El desierto de Arizona es igual o más peligroso que la caja de un tráiler que cruza por Texas.
El recorrido de un migrante no termina al cruzar el muro de ese lado de la frontera. La travesía apenas inicia. Se trata de caminar hasta siete días bajo el rayo del sol y en medio de temperaturas que superan 40 grados.
A veces los migrantes continúan su recorrido caminando en el desierto sin agua, sin alimentos y expuestos a ser descubiertos por agentes de la Patrulla Fronteriza en cualquier momento, quienes los detienen y deportan de inmediato.
Además, sin un rumbo preciso, en ocasiones dan vueltas en círculos en medio de un desierto que parece igual. Los traficantes a veces ofrecen en el paquete de cruce un punto de recolección, pero ya en territorio estadunidense. Llegar a ellos, en caso de que cumplan con localizarlos, es un reto más por superar en su larga travesía.
En medio de los riesgos y el racismo imperante en esa región del sur del país, un grupo de norteamericanos pertenecientes a la Iglesia Presbiteriana de Tucson conformaron hace ya 20 años el grupo de samaritanos que no deja pasar un día sin visitar el desierto y colocar botellas de agua que pueden salvar vidas.
MILENIO acompañó a este grupo que apenas habla español. La única frase que memorizaron es: “somos amigos, traemos agua. Dios te bendiga”.

■ **LO QUE SE PIDE**:
1. Según el texto sobre los migrantes en el desierto de Arizona, ¿cuántos días pueden llegar a caminar bajo el sol?
2. Copia sin cambios el fragmento del texto sobre los migrantes en el desierto que va desde «El desierto de» hasta «deportan de inmediato.», con estas dos partes incluidas.

■ **DATOS PARA ANALIZAR**:
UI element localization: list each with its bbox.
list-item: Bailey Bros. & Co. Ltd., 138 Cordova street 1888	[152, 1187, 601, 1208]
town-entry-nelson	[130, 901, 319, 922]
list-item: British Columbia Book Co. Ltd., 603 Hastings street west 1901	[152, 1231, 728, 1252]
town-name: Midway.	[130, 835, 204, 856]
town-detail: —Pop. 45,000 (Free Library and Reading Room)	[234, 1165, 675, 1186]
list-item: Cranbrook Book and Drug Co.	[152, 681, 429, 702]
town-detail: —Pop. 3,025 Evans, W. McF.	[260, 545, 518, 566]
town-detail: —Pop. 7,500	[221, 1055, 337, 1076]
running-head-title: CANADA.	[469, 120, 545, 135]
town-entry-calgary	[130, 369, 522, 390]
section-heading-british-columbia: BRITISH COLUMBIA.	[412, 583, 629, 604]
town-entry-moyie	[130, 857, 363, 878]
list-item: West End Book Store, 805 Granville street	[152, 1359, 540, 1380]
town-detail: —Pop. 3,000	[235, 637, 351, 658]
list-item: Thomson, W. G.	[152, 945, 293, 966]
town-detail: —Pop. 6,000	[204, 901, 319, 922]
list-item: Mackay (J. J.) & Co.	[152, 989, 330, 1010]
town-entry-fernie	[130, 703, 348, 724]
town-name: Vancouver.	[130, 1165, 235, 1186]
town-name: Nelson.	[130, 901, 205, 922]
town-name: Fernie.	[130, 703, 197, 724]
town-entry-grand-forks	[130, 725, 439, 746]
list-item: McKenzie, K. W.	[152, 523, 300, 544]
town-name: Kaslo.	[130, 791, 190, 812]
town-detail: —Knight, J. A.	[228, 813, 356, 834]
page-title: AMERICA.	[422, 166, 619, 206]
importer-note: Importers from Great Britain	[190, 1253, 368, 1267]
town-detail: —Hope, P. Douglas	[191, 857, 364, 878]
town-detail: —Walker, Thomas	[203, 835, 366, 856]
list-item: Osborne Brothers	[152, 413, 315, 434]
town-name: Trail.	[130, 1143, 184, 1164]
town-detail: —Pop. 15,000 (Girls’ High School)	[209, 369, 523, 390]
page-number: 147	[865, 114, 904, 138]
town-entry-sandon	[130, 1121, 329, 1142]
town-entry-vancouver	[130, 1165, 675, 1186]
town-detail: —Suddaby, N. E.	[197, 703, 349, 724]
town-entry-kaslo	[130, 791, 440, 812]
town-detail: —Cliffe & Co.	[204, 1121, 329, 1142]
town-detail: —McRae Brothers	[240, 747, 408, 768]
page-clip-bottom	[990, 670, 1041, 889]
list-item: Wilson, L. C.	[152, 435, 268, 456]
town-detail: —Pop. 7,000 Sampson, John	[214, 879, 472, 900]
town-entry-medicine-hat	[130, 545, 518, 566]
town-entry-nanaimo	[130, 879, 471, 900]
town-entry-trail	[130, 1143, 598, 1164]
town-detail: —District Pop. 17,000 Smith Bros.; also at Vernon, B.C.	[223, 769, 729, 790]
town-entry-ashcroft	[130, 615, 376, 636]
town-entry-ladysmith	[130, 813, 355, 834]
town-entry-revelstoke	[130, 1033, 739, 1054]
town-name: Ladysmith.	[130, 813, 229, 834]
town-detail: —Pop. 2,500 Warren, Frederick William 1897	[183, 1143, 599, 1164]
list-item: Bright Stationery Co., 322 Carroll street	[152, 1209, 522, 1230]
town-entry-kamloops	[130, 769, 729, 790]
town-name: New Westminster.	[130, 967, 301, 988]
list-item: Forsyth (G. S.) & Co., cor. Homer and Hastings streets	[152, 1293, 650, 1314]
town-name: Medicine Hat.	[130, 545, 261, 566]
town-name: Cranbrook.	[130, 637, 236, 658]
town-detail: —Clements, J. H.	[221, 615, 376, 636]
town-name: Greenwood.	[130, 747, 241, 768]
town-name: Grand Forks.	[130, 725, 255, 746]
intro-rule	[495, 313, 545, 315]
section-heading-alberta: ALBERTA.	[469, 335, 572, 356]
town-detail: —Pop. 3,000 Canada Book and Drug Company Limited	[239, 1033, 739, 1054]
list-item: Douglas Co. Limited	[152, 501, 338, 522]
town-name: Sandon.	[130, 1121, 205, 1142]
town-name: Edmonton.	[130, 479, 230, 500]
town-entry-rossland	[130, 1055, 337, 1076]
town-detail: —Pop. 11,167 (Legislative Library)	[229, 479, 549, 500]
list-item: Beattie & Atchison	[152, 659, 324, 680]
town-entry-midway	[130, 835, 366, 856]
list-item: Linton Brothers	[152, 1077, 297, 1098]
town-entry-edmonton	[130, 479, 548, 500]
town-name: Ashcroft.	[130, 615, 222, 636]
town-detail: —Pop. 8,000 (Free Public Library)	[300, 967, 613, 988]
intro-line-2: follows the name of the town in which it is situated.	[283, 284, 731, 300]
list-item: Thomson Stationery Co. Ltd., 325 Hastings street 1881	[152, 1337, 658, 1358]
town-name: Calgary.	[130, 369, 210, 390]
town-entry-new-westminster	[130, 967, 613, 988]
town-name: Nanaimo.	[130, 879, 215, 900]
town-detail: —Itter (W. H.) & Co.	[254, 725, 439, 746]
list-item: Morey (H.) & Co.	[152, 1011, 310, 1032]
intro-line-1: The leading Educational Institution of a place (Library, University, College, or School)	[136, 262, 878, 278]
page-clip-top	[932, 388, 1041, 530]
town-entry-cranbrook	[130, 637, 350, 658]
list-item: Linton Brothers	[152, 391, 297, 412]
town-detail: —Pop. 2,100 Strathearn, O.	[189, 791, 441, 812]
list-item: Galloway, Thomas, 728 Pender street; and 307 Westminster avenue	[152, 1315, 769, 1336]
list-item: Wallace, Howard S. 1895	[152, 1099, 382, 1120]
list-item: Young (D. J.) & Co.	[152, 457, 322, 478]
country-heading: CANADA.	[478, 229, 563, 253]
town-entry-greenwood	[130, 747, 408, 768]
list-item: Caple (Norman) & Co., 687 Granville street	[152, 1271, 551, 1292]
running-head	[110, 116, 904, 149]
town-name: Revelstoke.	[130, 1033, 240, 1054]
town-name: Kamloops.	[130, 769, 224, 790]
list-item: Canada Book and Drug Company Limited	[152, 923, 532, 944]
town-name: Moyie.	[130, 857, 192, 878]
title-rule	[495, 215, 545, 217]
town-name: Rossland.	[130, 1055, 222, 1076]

■ **RESPUESTAS**:
1. Hasta siete días.

2.
El desierto de Arizona es igual o más peligroso que la caja de un tráiler que cruza por Texas.
El recorrido de un migrante no termina al cruzar el muro de ese lado de la frontera. La travesía apenas inicia. Se trata de caminar hasta siete días bajo el rayo del sol y en medio de temperaturas que superan 40 grados.
A veces los migrantes continúan su recorrido caminando en el desierto sin agua, sin alimentos y expuestos a ser descubiertos por agentes de la Patrulla Fronteriza en cualquier momento, quienes los detienen y deportan de inmediato.